DIRECTION:
Without further comment, state how many lines in the listing below contain the word "mismo".

DATA SUPPLIED:

---+---

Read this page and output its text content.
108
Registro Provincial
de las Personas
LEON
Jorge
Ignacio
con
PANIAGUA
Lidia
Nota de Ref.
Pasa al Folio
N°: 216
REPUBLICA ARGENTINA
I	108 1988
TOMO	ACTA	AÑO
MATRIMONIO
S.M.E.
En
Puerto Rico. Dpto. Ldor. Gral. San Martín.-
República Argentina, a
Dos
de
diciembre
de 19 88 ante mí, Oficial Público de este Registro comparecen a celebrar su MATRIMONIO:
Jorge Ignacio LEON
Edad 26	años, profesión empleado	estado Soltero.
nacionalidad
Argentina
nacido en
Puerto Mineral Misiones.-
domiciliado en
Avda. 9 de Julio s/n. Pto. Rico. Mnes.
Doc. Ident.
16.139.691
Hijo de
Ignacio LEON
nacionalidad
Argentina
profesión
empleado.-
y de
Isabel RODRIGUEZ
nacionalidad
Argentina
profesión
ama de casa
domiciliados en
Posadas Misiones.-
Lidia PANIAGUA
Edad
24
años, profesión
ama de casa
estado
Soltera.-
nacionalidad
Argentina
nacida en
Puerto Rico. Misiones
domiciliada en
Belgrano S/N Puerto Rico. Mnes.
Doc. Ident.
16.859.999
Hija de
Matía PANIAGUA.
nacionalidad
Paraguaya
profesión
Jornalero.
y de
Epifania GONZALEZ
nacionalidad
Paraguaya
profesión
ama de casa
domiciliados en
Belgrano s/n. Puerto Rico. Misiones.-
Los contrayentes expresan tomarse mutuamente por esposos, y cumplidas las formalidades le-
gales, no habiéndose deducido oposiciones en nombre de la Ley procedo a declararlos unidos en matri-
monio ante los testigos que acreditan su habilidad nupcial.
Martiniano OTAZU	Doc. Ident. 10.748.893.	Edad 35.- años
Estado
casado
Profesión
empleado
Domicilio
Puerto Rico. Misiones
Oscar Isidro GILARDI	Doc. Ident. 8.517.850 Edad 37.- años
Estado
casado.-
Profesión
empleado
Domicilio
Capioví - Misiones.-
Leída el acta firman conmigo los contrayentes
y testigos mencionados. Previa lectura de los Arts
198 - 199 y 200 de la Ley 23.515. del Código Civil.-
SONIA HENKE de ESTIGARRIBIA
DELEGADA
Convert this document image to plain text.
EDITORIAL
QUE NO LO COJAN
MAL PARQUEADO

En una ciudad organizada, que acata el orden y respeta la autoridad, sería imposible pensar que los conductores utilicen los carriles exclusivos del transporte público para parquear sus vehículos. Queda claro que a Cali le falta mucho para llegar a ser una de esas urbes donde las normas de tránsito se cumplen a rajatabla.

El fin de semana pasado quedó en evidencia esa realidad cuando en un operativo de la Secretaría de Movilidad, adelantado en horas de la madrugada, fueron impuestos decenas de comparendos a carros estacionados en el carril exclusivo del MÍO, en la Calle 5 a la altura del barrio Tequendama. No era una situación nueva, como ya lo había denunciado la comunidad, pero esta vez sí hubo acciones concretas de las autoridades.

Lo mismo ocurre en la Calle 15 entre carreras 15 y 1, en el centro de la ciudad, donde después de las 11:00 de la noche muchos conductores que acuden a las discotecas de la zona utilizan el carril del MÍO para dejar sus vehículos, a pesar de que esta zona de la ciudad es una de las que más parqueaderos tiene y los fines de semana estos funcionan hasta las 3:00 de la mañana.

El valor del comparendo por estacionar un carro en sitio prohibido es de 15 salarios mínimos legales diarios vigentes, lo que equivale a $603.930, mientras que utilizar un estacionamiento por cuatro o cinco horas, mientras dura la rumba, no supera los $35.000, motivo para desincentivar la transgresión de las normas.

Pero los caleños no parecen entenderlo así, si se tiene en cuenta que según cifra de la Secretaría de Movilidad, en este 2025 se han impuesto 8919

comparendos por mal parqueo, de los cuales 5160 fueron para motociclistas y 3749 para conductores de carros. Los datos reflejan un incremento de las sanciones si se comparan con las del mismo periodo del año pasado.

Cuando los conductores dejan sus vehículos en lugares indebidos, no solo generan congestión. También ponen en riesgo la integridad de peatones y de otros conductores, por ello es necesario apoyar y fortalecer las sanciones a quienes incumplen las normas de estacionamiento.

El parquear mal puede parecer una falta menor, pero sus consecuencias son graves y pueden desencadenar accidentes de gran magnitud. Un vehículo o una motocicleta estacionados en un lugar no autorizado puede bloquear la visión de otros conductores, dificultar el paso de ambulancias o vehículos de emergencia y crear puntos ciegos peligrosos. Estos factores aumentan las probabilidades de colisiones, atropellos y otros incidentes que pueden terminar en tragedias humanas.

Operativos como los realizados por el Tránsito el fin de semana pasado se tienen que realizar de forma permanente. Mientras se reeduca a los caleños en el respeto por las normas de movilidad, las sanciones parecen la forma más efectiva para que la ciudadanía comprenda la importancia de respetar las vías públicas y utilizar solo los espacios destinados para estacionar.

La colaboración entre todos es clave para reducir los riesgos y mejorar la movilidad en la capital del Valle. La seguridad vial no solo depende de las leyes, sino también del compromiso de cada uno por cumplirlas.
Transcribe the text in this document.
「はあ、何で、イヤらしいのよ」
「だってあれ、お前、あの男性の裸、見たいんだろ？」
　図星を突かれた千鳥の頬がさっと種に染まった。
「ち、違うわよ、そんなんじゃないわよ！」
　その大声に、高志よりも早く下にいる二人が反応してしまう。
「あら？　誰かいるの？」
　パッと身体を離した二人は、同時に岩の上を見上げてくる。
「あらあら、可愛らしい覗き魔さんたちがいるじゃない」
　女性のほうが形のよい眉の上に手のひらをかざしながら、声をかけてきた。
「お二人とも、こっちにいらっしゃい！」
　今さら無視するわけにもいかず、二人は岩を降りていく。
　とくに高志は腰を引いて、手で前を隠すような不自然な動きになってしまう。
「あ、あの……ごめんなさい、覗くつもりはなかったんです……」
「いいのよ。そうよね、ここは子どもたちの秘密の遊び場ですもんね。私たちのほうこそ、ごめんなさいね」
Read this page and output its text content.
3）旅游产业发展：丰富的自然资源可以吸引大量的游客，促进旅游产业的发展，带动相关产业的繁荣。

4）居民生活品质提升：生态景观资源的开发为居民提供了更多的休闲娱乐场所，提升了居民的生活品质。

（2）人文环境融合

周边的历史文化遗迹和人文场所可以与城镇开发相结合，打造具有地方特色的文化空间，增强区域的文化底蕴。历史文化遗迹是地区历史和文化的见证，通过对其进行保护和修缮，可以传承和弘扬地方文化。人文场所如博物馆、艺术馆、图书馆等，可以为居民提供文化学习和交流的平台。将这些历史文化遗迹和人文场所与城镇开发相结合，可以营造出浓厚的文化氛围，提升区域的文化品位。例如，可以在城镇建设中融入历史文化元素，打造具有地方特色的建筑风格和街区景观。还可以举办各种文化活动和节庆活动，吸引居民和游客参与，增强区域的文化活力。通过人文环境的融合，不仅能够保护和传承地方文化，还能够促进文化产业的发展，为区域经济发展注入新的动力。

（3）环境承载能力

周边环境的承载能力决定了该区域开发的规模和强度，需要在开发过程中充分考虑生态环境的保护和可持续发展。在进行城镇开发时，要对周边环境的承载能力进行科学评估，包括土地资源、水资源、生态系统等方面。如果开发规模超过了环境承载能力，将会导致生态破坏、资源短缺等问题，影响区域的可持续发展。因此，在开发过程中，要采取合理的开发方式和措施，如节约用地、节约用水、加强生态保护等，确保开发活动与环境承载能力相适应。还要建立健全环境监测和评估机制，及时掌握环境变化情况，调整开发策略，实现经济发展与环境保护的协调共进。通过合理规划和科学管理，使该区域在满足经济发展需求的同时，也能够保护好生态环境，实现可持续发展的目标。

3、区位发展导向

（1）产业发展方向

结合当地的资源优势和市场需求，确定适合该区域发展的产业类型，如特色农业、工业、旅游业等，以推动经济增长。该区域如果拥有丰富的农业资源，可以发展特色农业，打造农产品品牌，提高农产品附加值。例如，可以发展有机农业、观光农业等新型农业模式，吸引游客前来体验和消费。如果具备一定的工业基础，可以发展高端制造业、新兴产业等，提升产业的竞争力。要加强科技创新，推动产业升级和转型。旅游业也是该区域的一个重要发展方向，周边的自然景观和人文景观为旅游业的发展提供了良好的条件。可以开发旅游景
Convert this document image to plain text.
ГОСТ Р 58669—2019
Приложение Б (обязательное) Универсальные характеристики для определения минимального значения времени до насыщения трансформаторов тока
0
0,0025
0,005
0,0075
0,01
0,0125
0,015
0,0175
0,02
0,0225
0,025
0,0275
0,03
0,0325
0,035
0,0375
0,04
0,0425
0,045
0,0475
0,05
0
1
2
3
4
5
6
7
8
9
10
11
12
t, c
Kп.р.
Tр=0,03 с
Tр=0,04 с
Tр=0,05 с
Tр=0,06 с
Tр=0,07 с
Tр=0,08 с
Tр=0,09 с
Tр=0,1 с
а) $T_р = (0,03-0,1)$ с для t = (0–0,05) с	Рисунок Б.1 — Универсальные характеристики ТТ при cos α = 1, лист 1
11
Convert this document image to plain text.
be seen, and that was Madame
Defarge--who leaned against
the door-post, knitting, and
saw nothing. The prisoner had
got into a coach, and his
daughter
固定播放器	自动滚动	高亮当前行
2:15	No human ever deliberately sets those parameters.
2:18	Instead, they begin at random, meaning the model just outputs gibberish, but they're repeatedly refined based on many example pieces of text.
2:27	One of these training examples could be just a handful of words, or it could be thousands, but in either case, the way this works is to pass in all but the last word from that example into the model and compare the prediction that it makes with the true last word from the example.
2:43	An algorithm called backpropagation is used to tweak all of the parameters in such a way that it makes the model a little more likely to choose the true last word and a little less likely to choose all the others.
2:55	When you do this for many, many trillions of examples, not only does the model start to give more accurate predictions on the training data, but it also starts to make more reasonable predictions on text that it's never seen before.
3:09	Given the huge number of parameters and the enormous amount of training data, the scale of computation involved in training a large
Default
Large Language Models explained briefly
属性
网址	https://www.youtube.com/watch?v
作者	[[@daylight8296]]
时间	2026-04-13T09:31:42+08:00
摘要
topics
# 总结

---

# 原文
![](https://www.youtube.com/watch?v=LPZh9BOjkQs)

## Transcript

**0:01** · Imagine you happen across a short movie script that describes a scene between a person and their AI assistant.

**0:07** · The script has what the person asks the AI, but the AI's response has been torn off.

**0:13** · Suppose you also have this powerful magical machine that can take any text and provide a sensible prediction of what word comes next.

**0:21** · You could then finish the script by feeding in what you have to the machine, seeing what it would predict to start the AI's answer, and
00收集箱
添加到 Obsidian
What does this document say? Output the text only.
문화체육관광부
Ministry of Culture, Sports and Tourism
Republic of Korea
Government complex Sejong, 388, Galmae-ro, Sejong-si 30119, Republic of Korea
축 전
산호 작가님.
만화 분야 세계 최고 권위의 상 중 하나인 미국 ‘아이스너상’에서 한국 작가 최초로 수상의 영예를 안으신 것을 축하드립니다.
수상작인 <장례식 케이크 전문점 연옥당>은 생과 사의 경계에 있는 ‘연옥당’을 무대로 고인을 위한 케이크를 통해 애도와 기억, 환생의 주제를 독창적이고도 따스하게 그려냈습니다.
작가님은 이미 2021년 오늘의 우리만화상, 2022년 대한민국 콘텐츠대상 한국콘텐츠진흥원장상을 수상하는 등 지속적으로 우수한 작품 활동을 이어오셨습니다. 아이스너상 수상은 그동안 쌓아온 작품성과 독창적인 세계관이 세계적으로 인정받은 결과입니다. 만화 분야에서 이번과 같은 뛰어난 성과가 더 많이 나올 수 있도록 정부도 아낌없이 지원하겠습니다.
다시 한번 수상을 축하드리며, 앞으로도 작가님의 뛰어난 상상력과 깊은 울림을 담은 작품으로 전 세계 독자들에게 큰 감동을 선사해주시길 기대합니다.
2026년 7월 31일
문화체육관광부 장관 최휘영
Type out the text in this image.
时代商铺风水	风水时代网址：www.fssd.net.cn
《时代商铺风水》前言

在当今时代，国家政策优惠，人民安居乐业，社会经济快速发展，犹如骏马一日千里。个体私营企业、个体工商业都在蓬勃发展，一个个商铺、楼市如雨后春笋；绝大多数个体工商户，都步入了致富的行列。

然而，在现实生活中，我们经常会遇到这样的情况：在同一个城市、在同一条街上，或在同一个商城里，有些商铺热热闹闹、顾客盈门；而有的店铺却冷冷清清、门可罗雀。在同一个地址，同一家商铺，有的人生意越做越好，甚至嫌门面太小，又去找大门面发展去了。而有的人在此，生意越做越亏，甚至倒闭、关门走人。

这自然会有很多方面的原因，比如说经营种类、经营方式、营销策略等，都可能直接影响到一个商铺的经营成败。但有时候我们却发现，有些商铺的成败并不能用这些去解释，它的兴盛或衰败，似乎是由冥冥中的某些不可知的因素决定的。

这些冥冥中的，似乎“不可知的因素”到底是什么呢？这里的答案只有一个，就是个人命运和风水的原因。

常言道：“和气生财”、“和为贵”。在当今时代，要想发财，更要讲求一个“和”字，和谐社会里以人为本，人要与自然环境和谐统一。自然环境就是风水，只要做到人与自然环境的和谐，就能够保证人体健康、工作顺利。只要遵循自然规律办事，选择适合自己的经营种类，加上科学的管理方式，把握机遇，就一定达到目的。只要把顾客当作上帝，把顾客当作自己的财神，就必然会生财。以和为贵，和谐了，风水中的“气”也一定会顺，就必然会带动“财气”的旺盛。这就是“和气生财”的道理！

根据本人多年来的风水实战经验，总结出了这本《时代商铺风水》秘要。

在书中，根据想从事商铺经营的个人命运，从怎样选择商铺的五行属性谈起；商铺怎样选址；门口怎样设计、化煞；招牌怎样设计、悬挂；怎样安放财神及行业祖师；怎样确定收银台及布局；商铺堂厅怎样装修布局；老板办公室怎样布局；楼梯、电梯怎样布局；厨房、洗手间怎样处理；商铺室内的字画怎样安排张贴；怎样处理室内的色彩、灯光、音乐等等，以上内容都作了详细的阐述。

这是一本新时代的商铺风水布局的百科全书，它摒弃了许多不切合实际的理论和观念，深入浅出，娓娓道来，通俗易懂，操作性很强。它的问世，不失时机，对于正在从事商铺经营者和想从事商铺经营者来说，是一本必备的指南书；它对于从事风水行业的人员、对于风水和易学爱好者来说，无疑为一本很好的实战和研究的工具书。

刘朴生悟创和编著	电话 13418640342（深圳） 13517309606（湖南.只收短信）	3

---+---

EXPECTED OUTPUT:
2